(Dataset items)

·····

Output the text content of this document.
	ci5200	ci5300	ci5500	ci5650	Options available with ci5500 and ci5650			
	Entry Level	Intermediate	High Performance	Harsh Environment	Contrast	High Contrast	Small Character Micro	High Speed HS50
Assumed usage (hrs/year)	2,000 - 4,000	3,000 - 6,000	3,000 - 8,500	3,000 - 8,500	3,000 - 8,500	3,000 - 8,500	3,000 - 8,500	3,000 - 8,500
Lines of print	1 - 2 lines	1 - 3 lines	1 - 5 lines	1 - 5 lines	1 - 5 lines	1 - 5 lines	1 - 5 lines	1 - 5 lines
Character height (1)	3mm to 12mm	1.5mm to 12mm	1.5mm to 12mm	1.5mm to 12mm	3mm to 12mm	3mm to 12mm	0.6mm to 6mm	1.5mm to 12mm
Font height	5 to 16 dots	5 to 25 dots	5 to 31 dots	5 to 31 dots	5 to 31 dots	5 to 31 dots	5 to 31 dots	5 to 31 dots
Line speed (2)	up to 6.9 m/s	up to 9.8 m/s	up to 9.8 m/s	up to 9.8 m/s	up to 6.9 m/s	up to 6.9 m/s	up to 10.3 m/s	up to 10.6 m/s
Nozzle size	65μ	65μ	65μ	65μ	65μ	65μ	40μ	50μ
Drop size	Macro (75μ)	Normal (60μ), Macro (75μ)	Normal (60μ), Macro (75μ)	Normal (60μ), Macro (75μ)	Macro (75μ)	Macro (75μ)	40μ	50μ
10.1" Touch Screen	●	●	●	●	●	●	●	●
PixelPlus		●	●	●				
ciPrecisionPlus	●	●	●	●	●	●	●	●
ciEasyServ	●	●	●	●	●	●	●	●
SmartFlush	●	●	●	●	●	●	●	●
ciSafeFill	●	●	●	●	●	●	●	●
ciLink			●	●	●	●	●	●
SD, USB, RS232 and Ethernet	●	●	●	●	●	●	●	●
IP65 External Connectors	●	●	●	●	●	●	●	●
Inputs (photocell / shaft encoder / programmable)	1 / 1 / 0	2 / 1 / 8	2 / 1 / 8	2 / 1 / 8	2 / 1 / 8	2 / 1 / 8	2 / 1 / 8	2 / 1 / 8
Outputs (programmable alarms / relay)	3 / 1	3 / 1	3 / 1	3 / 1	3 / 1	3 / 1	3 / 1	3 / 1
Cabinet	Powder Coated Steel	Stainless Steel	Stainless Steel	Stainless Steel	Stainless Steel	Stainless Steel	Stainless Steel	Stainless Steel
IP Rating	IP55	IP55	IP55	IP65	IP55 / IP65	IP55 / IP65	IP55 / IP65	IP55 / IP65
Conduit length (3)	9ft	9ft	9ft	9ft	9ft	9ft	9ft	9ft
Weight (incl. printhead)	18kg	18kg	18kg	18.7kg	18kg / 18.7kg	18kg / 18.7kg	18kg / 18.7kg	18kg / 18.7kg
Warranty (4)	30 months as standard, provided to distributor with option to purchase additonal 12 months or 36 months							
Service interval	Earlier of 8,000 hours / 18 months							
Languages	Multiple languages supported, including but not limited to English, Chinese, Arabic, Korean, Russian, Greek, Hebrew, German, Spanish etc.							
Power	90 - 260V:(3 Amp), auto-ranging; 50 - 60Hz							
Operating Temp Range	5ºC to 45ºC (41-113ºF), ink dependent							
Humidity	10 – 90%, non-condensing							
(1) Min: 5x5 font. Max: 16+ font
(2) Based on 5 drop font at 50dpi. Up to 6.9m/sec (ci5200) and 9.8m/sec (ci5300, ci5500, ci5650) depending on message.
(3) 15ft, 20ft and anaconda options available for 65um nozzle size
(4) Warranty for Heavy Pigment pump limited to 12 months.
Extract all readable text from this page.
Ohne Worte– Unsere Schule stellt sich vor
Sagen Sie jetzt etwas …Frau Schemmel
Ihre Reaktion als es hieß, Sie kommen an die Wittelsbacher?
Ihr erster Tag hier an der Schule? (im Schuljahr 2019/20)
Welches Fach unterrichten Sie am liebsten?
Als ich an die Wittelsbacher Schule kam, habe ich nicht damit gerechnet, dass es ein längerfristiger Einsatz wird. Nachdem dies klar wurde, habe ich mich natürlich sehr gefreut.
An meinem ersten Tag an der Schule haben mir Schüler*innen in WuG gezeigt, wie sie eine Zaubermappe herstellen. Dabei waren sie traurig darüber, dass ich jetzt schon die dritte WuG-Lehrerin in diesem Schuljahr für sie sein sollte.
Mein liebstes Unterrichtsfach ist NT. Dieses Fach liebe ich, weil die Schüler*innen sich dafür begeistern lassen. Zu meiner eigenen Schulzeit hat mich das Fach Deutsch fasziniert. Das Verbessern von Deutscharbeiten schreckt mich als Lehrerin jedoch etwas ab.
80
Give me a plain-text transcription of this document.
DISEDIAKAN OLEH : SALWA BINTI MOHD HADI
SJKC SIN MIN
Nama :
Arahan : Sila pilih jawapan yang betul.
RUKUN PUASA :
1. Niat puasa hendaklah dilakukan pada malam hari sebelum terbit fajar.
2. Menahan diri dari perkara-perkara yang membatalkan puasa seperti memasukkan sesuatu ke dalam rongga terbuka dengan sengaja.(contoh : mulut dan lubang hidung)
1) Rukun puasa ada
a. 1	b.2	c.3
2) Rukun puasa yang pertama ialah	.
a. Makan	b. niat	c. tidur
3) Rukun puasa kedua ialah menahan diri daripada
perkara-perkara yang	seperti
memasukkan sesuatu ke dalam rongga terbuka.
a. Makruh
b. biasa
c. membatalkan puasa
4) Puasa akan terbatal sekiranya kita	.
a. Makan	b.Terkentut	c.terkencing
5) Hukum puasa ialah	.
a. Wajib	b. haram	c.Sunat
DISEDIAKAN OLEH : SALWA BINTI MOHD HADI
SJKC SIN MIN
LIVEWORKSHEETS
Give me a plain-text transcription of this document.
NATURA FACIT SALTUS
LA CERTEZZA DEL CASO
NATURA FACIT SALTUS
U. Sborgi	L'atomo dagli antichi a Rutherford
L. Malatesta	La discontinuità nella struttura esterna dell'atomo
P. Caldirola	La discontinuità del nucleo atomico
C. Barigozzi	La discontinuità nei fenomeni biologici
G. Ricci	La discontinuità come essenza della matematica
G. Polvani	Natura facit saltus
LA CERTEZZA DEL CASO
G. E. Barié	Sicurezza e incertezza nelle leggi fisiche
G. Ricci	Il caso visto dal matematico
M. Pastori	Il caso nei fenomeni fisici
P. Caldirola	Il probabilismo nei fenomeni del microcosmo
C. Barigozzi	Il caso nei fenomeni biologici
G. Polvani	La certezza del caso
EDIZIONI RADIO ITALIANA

·····

TO DO — Copy all lines from the listing that contain "with".

TASK OUTPUT —
	ci5200	ci5300	ci5500	ci5650	Options available with ci5500 and ci5650			
Warranty (4)	30 months as standard, provided to distributor with option to purchase additonal 12 months or 36 months							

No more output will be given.